Extract all data as written.
## START Dataset
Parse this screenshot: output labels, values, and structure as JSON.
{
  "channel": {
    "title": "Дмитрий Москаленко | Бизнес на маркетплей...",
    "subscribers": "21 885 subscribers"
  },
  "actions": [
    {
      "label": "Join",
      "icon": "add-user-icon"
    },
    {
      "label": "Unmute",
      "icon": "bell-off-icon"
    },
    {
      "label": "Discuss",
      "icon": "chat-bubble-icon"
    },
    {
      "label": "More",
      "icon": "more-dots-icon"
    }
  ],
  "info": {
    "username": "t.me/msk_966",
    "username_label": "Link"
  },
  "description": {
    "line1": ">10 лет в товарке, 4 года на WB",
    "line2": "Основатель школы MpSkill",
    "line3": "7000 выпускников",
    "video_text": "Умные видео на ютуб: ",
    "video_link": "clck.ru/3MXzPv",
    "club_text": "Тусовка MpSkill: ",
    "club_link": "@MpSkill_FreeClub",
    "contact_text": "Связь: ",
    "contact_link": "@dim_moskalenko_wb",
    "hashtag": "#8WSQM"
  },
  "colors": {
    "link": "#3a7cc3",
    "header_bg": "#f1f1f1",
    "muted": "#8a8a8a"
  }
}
## END Dataset
Answer:
Parse this screenshot: output labels, values, and structure as JSON.
{
  "channel": {
    "title": "Дмитрий Москаленко | Бизнес на маркетплей...",
    "subscribers": "21 885 subscribers"
  },
  "actions": [
    {
      "label": "Join",
      "icon": "add-user-icon"
    },
    {
      "label": "Unmute",
      "icon": "bell-off-icon"
    },
    {
      "label": "Discuss",
      "icon": "chat-bubble-icon"
    },
    {
      "label": "More",
      "icon": "more-dots-icon"
    }
  ],
  "info": {
    "username": "t.me/msk_966",
    "username_label": "Link"
  },
  "description": {
    "line1": ">10 лет в товарке, 4 года на WB",
    "line2": "Основатель школы MpSkill",
    "line3": "7000 выпускников",
    "video_text": "Умные видео на ютуб: ",
    "video_link": "clck.ru/3MXzPv",
    "club_text": "Тусовка MpSkill: ",
    "club_link": "@MpSkill_FreeClub",
    "contact_text": "Связь: ",
    "contact_link": "@dim_moskalenko_wb",
    "hashtag": "#8WSQM"
  },
  "colors": {
    "link": "#3a7cc3",
    "header_bg": "#f1f1f1",
    "muted": "#8a8a8a"
  }
}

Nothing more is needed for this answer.